§ Material to process:
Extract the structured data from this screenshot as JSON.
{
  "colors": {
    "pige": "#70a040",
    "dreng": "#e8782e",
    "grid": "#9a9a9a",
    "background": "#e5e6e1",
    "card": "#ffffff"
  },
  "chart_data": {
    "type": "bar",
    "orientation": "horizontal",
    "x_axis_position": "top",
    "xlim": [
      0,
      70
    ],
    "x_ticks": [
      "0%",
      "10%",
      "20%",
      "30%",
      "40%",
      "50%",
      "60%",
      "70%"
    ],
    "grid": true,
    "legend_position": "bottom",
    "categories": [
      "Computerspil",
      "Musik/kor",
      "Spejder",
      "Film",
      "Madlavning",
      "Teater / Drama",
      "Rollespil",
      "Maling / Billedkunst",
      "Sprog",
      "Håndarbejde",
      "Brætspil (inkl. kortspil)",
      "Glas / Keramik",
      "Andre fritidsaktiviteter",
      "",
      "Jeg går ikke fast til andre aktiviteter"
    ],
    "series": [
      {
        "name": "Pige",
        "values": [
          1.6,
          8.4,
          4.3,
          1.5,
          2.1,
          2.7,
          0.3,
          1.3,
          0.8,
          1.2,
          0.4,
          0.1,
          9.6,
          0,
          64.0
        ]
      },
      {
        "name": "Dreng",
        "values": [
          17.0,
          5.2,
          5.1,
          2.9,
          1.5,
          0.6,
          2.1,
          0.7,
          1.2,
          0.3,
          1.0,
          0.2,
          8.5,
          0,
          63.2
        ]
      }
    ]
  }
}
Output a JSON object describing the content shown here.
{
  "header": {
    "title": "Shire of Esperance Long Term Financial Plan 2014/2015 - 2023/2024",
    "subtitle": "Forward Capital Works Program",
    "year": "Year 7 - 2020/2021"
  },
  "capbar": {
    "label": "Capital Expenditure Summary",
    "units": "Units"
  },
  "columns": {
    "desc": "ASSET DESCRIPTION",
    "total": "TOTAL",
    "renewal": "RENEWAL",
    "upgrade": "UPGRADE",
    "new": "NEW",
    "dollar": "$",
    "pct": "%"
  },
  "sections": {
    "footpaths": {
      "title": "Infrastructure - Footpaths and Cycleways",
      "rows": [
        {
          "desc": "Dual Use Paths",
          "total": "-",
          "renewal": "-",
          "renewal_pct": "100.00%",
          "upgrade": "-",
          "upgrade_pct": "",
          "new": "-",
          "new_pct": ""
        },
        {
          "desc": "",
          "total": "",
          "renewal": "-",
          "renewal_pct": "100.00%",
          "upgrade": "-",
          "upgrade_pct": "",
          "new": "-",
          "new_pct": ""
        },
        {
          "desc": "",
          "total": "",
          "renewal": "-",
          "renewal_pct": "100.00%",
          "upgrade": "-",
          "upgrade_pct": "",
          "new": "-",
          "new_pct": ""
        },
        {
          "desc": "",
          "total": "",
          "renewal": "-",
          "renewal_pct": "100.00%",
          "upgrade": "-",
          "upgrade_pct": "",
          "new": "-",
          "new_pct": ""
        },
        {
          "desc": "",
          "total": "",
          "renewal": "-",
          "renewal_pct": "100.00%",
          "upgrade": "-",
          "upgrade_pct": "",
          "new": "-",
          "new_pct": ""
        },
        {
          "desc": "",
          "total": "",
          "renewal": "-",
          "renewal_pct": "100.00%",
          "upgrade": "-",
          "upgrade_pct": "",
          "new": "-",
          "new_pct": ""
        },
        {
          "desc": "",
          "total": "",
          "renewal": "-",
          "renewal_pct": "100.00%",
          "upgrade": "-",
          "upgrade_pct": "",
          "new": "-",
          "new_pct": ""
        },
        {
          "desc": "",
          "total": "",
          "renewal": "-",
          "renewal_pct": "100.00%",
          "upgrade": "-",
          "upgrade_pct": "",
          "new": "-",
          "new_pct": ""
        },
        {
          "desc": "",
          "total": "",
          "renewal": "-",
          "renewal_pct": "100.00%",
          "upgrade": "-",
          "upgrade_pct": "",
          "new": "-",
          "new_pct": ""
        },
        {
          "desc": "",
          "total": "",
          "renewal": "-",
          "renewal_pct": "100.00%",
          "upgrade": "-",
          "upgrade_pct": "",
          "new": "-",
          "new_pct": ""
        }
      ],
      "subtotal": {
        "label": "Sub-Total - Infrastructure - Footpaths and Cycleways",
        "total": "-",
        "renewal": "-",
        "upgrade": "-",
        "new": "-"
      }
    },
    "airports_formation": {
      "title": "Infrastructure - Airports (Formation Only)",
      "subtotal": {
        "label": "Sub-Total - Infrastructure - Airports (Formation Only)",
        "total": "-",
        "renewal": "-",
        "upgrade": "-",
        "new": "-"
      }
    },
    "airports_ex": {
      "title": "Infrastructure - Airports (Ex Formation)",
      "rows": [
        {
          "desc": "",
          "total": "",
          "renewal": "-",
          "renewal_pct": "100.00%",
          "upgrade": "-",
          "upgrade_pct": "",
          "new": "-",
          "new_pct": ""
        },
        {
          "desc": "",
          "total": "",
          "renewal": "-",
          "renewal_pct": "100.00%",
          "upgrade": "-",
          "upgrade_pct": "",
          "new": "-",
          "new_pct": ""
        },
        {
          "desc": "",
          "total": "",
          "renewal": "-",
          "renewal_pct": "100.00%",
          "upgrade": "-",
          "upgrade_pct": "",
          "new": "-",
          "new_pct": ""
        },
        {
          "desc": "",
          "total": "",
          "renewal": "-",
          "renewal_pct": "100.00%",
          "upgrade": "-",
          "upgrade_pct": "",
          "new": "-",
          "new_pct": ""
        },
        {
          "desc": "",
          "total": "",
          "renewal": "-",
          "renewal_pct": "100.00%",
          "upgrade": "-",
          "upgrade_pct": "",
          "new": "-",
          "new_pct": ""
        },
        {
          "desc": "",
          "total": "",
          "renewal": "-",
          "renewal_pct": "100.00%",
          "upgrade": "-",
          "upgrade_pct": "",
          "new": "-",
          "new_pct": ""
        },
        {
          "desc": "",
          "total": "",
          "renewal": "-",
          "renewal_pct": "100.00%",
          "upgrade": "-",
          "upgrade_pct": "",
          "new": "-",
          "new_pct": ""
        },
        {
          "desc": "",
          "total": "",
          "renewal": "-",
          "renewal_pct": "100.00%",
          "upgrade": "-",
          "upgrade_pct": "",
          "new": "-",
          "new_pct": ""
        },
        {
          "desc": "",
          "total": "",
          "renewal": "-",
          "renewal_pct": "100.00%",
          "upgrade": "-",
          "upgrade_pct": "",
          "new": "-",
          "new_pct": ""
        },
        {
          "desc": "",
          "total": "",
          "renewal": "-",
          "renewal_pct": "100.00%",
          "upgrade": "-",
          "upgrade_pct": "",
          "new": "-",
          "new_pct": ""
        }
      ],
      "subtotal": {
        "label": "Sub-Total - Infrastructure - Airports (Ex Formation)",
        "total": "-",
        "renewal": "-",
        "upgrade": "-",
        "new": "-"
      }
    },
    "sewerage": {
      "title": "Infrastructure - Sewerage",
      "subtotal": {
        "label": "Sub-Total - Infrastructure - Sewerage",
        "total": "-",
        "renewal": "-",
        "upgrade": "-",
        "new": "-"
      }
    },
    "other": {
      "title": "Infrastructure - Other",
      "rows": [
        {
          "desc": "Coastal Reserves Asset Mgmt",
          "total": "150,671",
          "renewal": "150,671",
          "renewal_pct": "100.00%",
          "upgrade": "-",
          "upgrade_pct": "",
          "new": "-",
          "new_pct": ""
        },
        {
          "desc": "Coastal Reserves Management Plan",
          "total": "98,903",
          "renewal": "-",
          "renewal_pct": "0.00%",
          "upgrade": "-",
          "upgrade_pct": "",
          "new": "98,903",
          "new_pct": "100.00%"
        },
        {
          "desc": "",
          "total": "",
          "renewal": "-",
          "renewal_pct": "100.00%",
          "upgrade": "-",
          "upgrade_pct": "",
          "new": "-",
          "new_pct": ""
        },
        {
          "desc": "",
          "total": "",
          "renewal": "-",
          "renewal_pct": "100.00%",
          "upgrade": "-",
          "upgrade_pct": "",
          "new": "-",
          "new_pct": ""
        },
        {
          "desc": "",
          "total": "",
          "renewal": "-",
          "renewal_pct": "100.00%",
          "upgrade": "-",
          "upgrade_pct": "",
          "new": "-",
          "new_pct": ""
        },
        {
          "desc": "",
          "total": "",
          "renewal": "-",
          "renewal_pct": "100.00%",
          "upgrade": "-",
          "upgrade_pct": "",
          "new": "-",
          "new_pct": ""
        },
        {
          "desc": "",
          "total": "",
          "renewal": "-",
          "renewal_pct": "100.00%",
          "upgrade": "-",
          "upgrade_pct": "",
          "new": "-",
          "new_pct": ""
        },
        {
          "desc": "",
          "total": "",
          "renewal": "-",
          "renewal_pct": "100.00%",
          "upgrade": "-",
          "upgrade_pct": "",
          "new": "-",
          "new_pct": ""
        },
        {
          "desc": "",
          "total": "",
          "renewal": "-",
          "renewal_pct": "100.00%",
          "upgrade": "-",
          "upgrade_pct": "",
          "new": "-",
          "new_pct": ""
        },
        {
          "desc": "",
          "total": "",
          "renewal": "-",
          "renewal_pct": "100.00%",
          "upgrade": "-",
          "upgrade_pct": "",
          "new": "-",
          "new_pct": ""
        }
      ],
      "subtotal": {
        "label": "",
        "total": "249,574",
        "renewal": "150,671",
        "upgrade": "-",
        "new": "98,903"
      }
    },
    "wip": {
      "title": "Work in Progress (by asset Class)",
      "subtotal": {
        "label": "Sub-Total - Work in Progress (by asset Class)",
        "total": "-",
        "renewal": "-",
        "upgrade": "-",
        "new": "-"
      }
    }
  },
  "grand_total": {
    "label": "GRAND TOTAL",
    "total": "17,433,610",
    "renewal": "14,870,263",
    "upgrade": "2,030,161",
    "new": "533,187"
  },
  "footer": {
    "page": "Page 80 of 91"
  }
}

§ Written exercise: Show every line of the records above that contains the word "Cycleways".

§ Response:
      "title": "Infrastructure - Footpaths and Cycleways",
        "label": "Sub-Total - Infrastructure - Footpaths and Cycleways",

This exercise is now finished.